*Given exercise A*.
According to the TiVo off-peak download thread, about how much data does the satellite service allow during the day?
*Given exercise B*.
Please output the part of the TiVo off-peak download thread starting with "## SparkeyinVA (Jan" and going on through "daytime data limits.".
*Given exercise C*.
Pick up the forum thread on TiVo off-peak downloads where it stops, and keep it going.

*Text*.
# Ability to set off Peak download times.



## SparkeyinVA (Jan 5, 2016)

The idea. Have the option to set up a custom off Peak schedule time for when the TiVo will call home to get new program data and system updates. 

Why: Many people do not have unlimited access to high speed internet. For example, where I live I only have satellite internet available where I live. (hughesnet) Satellite internet while fast only offers small download amounts (about 15GB) during the day and large amounts of data (about 50 to 100GB) late at night (off peak). 

This feature would be a great help in not requaring the use of the very limited daytime data limits. 

I welcome everyone's input. 

SparkeyinVA.


----------



## Dan203 (Apr 17, 2000)

TiVos are constantly talking to the server, so if data is a concern you might want to consider an alternative. With newer units (Premiere and newer) the UI is constantly in contact with their servers. Every time you search, every you bring up My Shows, even that little bar across the top that refreshes every minute or two. They're all talking to TiVos servers to make that happen. The guide data downloads are minimal in comparison.


----------



## JoeKustra (Dec 7, 2012)

SparkeyinVA said:


> The idea. Have the option to set up a custom off Peak schedule time for when the TiVo will call home to get new program data and system updates.
> 
> Why: Many people do not have unlimited access to high speed internet. For example, where I live I only have satellite internet available where I live. (hughesnet) Satellite internet while fast only offers small download amounts (about 15GB) during the day and large amounts of data (about 50 to 100GB) late at night (off peak).

*Dataset entries*.
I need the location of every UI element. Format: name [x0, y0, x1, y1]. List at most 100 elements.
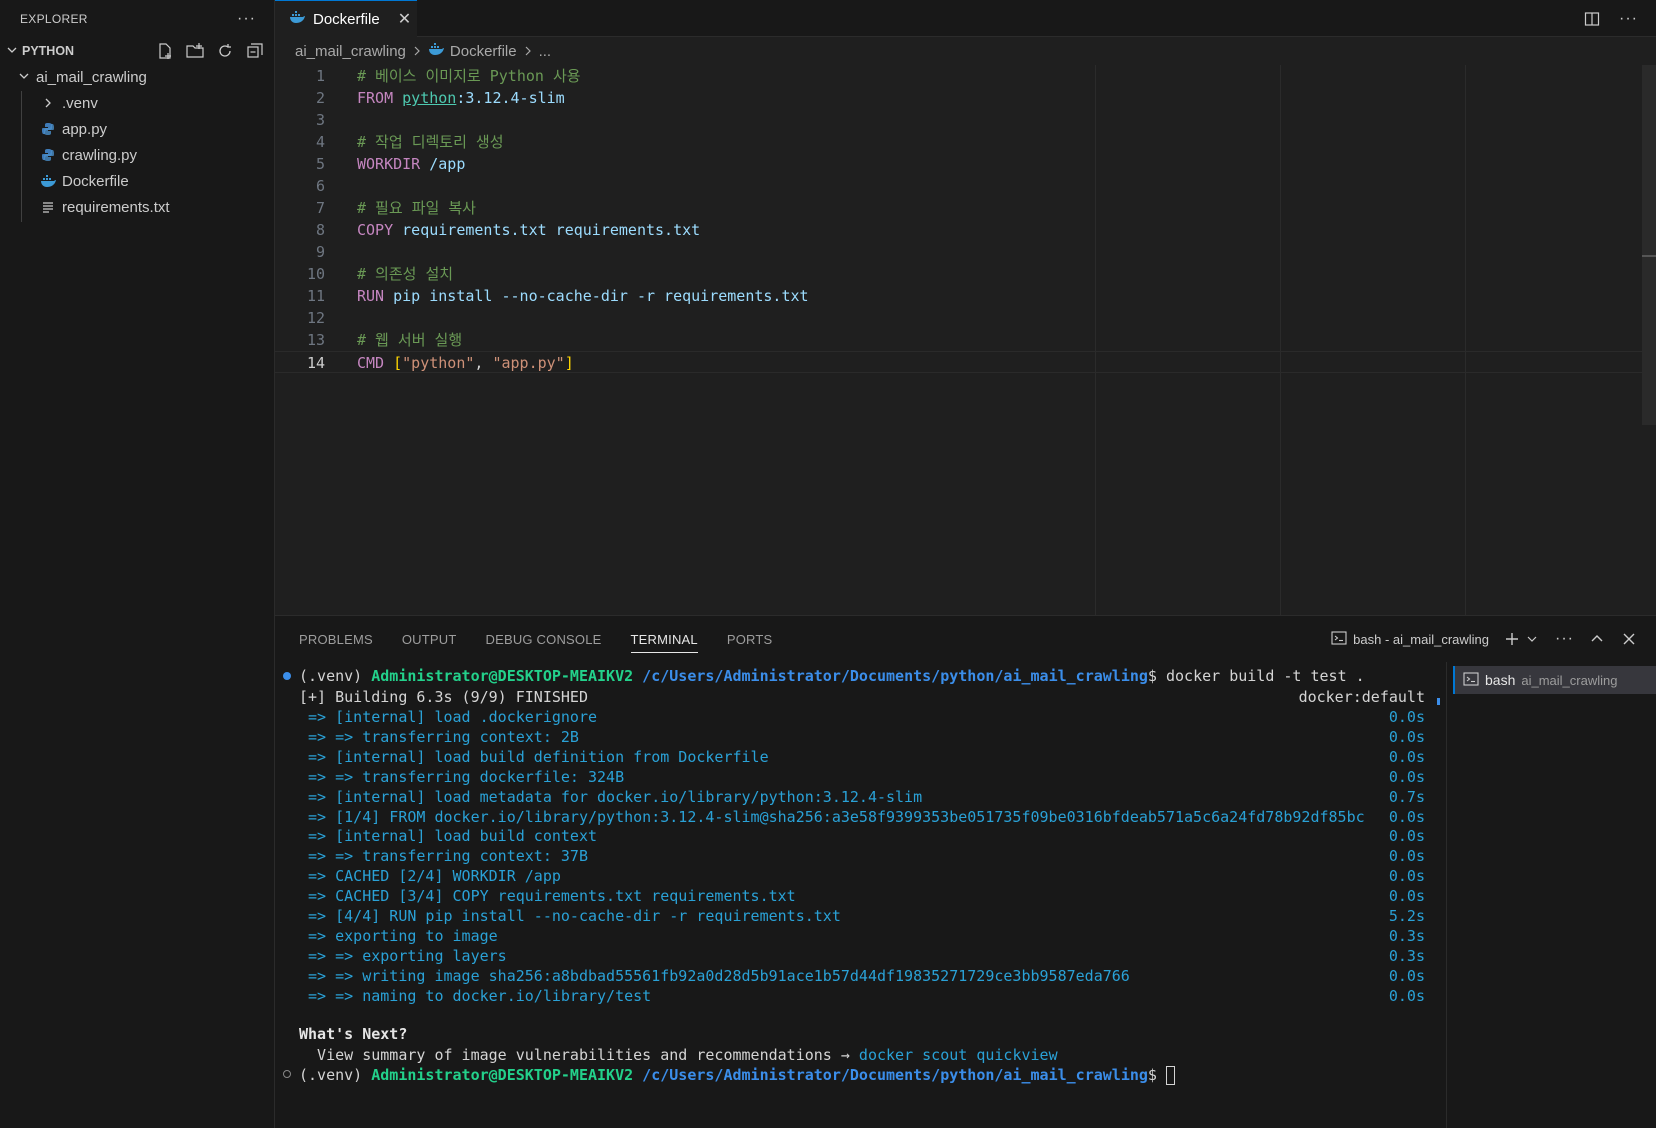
- line-number: 2: [315, 89, 325, 107]
- code-separator: ,: [474, 354, 493, 372]
- tab-problems[interactable]: PROBLEMS: [299, 616, 373, 662]
- code-keyword: COPY: [357, 221, 394, 239]
- docker-icon: [428, 42, 444, 60]
- code-line: 6: [275, 175, 1656, 197]
- tree-item-requirements[interactable]: requirements.txt: [0, 194, 274, 220]
- tab-ports[interactable]: PORTS: [727, 616, 773, 662]
- refresh-icon[interactable]: [216, 42, 234, 60]
- workspace-label: PYTHON: [22, 44, 75, 58]
- prompt-venv: (.venv): [299, 1066, 372, 1084]
- scrollbar-marker: [1437, 698, 1440, 705]
- close-icon[interactable]: ✕: [398, 9, 411, 29]
- breadcrumb: ai_mail_crawling Dockerfile ...: [275, 37, 1656, 65]
- code-comment: # 의존성 설치: [357, 265, 454, 283]
- tab-output[interactable]: OUTPUT: [402, 616, 457, 662]
- code-keyword: WORKDIR: [357, 155, 421, 173]
- build-step: => [internal] load metadata for docker.i…: [299, 788, 923, 806]
- code-image-link[interactable]: python: [402, 89, 456, 107]
- prompt-symbol: $: [1147, 1066, 1166, 1084]
- editor-tab-bar: Dockerfile ✕ ···: [275, 0, 1656, 37]
- build-step: => => transferring context: 37B: [299, 847, 588, 865]
- build-step: => => naming to docker.io/library/test: [299, 987, 652, 1005]
- tree-item-label: crawling.py: [62, 146, 138, 164]
- new-folder-icon[interactable]: [186, 42, 204, 60]
- build-step-time: 0.0s: [1388, 768, 1425, 786]
- build-step: => => transferring context: 2B: [299, 728, 579, 746]
- editor-scrollbar[interactable]: [1642, 65, 1656, 425]
- folder-ai-mail-crawling[interactable]: ai_mail_crawling: [0, 64, 274, 90]
- tab-dockerfile[interactable]: Dockerfile ✕: [275, 0, 417, 37]
- close-panel-icon[interactable]: [1620, 630, 1638, 648]
- line-number: 6: [315, 177, 325, 195]
- code-line: 10 # 의존성 설치: [275, 263, 1656, 285]
- build-step: => => exporting layers: [299, 947, 507, 965]
- tree-item-dockerfile[interactable]: Dockerfile: [0, 168, 274, 194]
- tree-item-venv[interactable]: .venv: [0, 90, 274, 116]
- line-number: 3: [315, 111, 325, 129]
- tree-item-app-py[interactable]: app.py: [0, 116, 274, 142]
- explorer-more-icon[interactable]: ···: [237, 10, 256, 28]
- code-keyword: FROM: [357, 89, 394, 107]
- breadcrumb-more[interactable]: ...: [539, 43, 552, 60]
- builder-name: docker:default: [1298, 688, 1425, 706]
- code-line: 9: [275, 241, 1656, 263]
- terminal-list-sub: ai_mail_crawling: [1521, 672, 1618, 688]
- tab-terminal[interactable]: TERMINAL: [630, 616, 699, 662]
- build-step: => [1/4] FROM docker.io/library/python:3…: [299, 808, 1365, 826]
- build-step-time: 0.0s: [1388, 708, 1425, 726]
- terminal-output[interactable]: (.venv) Administrator@DESKTOP-MEAIKV2 /c…: [275, 662, 1425, 1128]
- panel-more-icon[interactable]: ···: [1555, 630, 1574, 648]
- tab-debug-console[interactable]: DEBUG CONSOLE: [486, 616, 602, 662]
- breadcrumb-folder[interactable]: ai_mail_crawling: [295, 43, 406, 60]
- code-line-active: 14 CMD ["python", "app.py"]: [275, 351, 1656, 373]
- collapse-all-icon[interactable]: [246, 42, 264, 60]
- build-step-time: 0.0s: [1388, 748, 1425, 766]
- explorer-title: EXPLORER: [20, 11, 88, 26]
- prompt-path: /c/Users/Administrator/Documents/python/…: [633, 667, 1148, 685]
- workspace-section-header[interactable]: PYTHON: [0, 38, 274, 64]
- command-pending-dot[interactable]: [283, 1070, 291, 1078]
- build-step: => CACHED [3/4] COPY requirements.txt re…: [299, 887, 796, 905]
- hint-line: View summary of image vulnerabilities an…: [299, 1045, 1058, 1066]
- build-step: => [internal] load .dockerignore: [299, 708, 598, 726]
- tree-item-label: requirements.txt: [62, 198, 170, 216]
- chevron-down-icon[interactable]: [1523, 630, 1541, 648]
- build-step: => [internal] load build definition from…: [299, 748, 769, 766]
- build-step-time: 0.0s: [1388, 987, 1425, 1005]
- chevron-right-icon: [40, 95, 56, 111]
- add-terminal-icon[interactable]: [1503, 630, 1521, 648]
- build-step-time: 0.0s: [1388, 808, 1425, 826]
- terminal-icon: [1463, 671, 1479, 690]
- build-step-time: 0.3s: [1388, 927, 1425, 945]
- breadcrumb-file[interactable]: Dockerfile: [450, 43, 517, 60]
- prompt-command: docker build -t test .: [1165, 667, 1365, 685]
- build-status-line: [+] Building 6.3s (9/9) FINISHED: [299, 688, 588, 706]
- build-step-time: 0.0s: [1388, 847, 1425, 865]
- build-step-time: 0.7s: [1388, 788, 1425, 806]
- command-success-dot[interactable]: [283, 672, 291, 680]
- code-comment: # 베이스 이미지로 Python 사용: [357, 67, 581, 85]
- code-line: 11 RUN pip install --no-cache-dir -r requ…: [275, 285, 1656, 307]
- code-line: 12: [275, 307, 1656, 329]
- editor-more-icon[interactable]: ···: [1619, 10, 1638, 28]
- terminal-list-item[interactable]: bash ai_mail_crawling: [1453, 666, 1656, 694]
- code-line: 2 FROM python:3.12.4-slim: [275, 87, 1656, 109]
- hint-link[interactable]: docker scout quickview: [859, 1046, 1058, 1064]
- line-number: 4: [315, 133, 325, 151]
- tree-item-crawling-py[interactable]: crawling.py: [0, 142, 274, 168]
- terminal-selector[interactable]: bash - ai_mail_crawling: [1331, 630, 1489, 649]
- build-step-time: 0.0s: [1388, 967, 1425, 985]
- split-editor-icon[interactable]: [1583, 10, 1601, 28]
- build-step: => => transferring dockerfile: 324B: [299, 768, 625, 786]
- terminal-name: bash - ai_mail_crawling: [1353, 631, 1490, 647]
- code-comment: # 작업 디렉토리 생성: [357, 133, 504, 151]
- code-line: 1 # 베이스 이미지로 Python 사용: [275, 65, 1656, 87]
- line-number: 8: [315, 221, 325, 239]
- tree-item-label: app.py: [62, 120, 108, 138]
- new-file-icon[interactable]: [156, 42, 174, 60]
- code-keyword: CMD: [357, 354, 385, 372]
- code-editor[interactable]: 1 # 베이스 이미지로 Python 사용 2 FROM python:3.12.…: [275, 65, 1656, 615]
- code-keyword: RUN: [357, 287, 385, 305]
- hint-text: View summary of image vulnerabilities an…: [299, 1046, 859, 1064]
- maximize-panel-icon[interactable]: [1588, 630, 1606, 648]
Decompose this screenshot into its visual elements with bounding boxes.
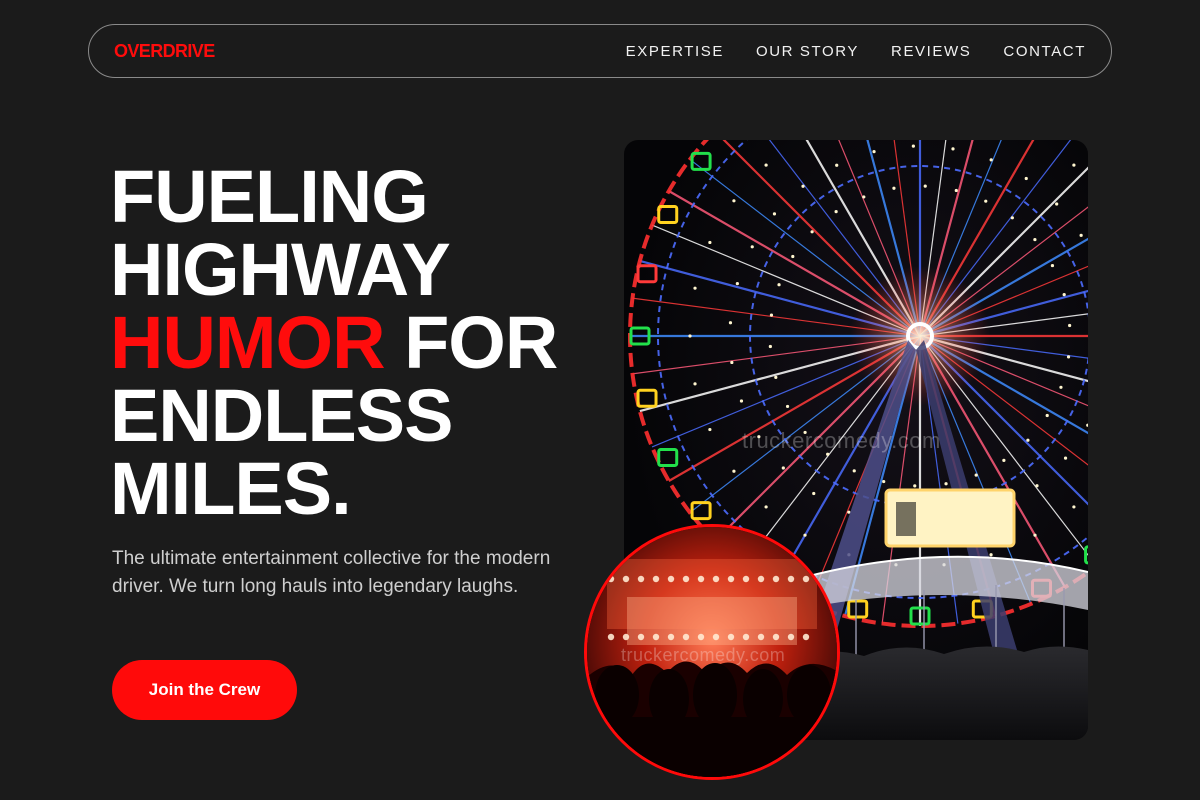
hero-title-line: FUELING [110,160,590,234]
nav-link-reviews[interactable]: REVIEWS [891,43,971,60]
hero-title-segment: HIGHWAY [110,228,451,311]
landing-page: OVERDRIVE EXPERTISE OUR STORY REVIEWS CO… [0,0,1200,800]
hero-subtitle: The ultimate entertainment collective fo… [112,548,551,597]
nav-link-contact[interactable]: CONTACT [1003,43,1086,60]
nav-link-expertise[interactable]: EXPERTISE [626,43,724,60]
join-crew-button[interactable]: Join the Crew [112,660,297,720]
hero-title-line: ENDLESS [110,379,590,453]
hero-title-segment: FOR [384,301,558,384]
hero-title-line: HUMOR FOR [110,306,590,380]
main-watermark: truckercomedy.com [742,428,941,453]
brand-logo[interactable]: OVERDRIVE [114,41,215,62]
hero-title-segment: FUELING [110,155,429,238]
hero-title-segment: MILES. [110,447,352,530]
hero-title-segment: ENDLESS [110,374,454,457]
concert-inset-photo: truckercomedy.com [584,524,840,780]
hero-title-accent: HUMOR [110,301,386,384]
hero-title-line: HIGHWAY [110,233,590,307]
hero-title-line: MILES. [110,452,590,526]
hero-title: FUELING HIGHWAY HUMOR FOR ENDLESS MILES. [110,160,590,526]
inset-watermark: truckercomedy.com [621,645,786,665]
nav-link-our-story[interactable]: OUR STORY [756,43,859,60]
top-nav: OVERDRIVE EXPERTISE OUR STORY REVIEWS CO… [88,24,1112,78]
nav-links: EXPERTISE OUR STORY REVIEWS CONTACT [626,43,1086,60]
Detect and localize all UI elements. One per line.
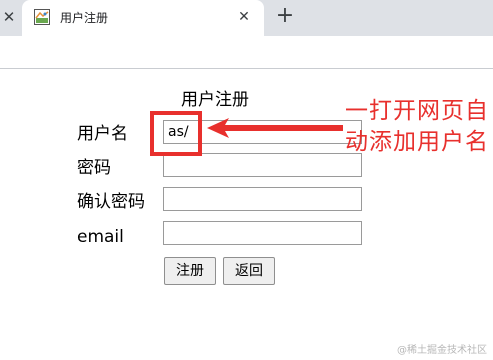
email-label: email [77, 227, 124, 247]
close-icon[interactable]: ✕ [2, 8, 16, 26]
password-label: 密码 [77, 158, 111, 178]
password-field[interactable] [163, 153, 362, 177]
previous-tab[interactable]: ✕ [0, 0, 22, 36]
favicon-icon [34, 9, 50, 25]
form-title: 用户注册 [181, 90, 249, 110]
confirm-password-label: 确认密码 [77, 192, 145, 212]
email-field[interactable] [163, 221, 362, 245]
watermark: @稀土掘金技术社区 [397, 345, 487, 356]
browser-tabstrip: ✕ 用户注册 ✕ + [0, 0, 493, 36]
confirm-password-field[interactable] [163, 187, 362, 211]
back-button[interactable]: 返回 [223, 257, 275, 285]
annotation-highlight-box [150, 111, 202, 156]
register-button[interactable]: 注册 [164, 257, 216, 285]
browser-toolbar [0, 36, 493, 69]
annotation-text: 一打开网页自动添加用户名 [345, 98, 489, 155]
active-tab[interactable]: 用户注册 ✕ [22, 0, 264, 36]
tab-title: 用户注册 [60, 11, 109, 25]
annotation-arrow-icon [207, 118, 343, 138]
username-label: 用户名 [77, 124, 128, 144]
close-icon[interactable]: ✕ [236, 8, 252, 26]
page-content: 用户注册 用户名 密码 确认密码 email 注册 返回 一打开网页自动添加用户… [0, 69, 493, 360]
new-tab-icon[interactable]: + [274, 5, 296, 27]
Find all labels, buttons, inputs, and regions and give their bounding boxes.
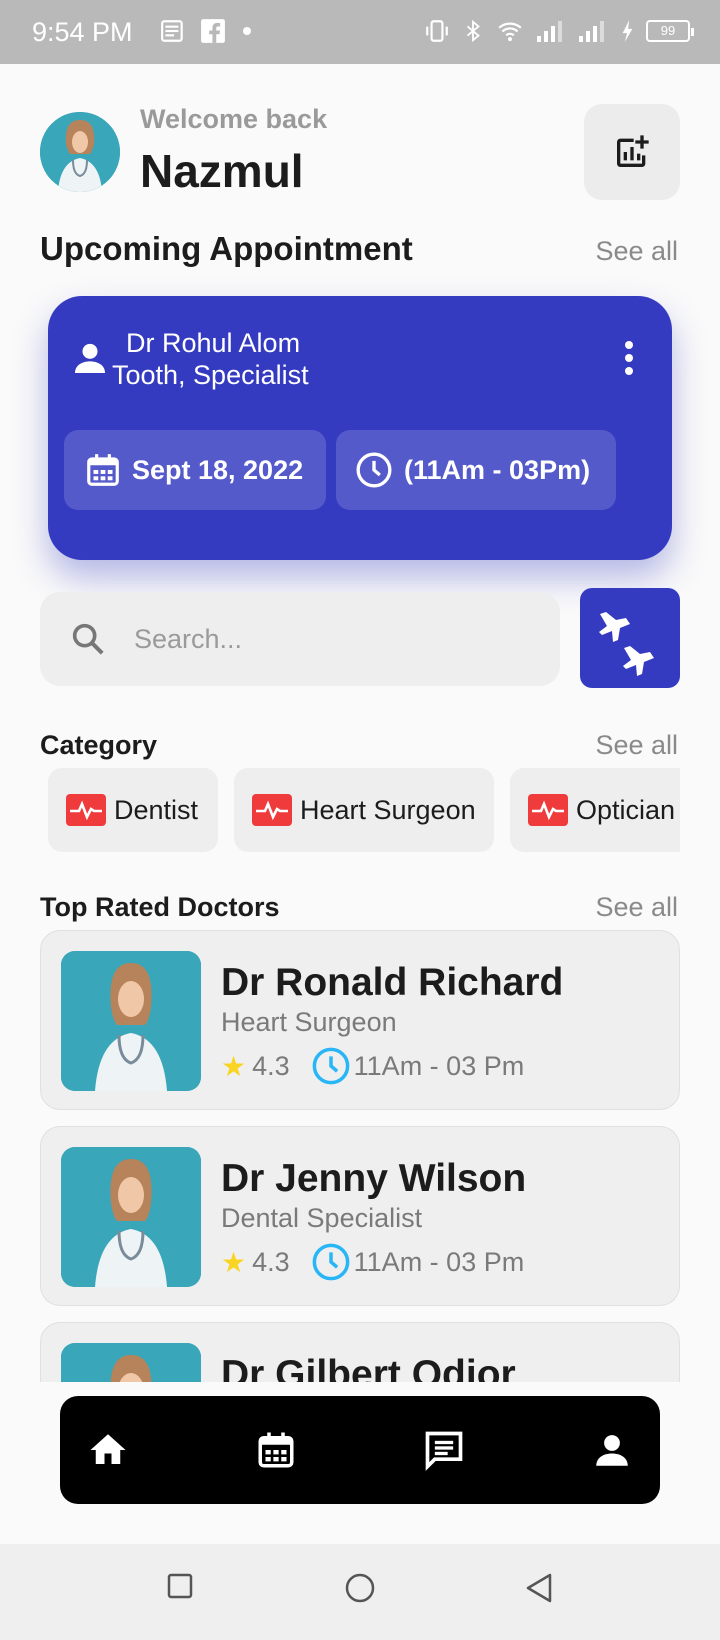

*Written answer A*.
About 15GB.

*Written answer B*.
## SparkeyinVA (Jan 5, 2016)

The idea. Have the option to set up a custom off Peak schedule time for when the TiVo will call home to get new program data and system updates. 

Why: Many people do not have unlimited access to high speed internet. For example, where I live I only have satellite internet available where I live. (hughesnet) Satellite internet while fast only offers small download amounts (about 15GB) during the day and large amounts of data (about 50 to 100GB) late at night (off peak). 

This feature would be a great help in not requaring the use of the very limited daytime data limits.

*Written answer C*.
> 
> ...


How many users? I'm single and my usage for December was 30GB. That's for a lot of Pandora, some small TV streaming and a lot of internet. I also have two Roamios, two Premieres and two Minis.


----------



## SparkeyinVA (Jan 5, 2016)

JoeKustra said:


> How many users?


We usually go through our Daytime data by the 10th of each month. After that the download slowdown to KB/S range.



Dan203 said:


> so if data is a concern you might want to consider an alternative.


If I had other options for High speed internet I would go for it in a heartbeat.



Dan203 said:


> The guide data downloads are minimal in comparison.


The guide data may be minimal, but the updates are not. The last update consumed close to 600MB of data.

The main idea is to have a way to control how the Tivo consumes the data.

SparkeyinVA


----------



## JoeKustra (Dec 7, 2012)

SparkeyinVA said:


> The main idea is to have a way to control how the Tivo consumes the data.
> SparkeyinVA


My router has the ability to set hours of operation. Just an idea.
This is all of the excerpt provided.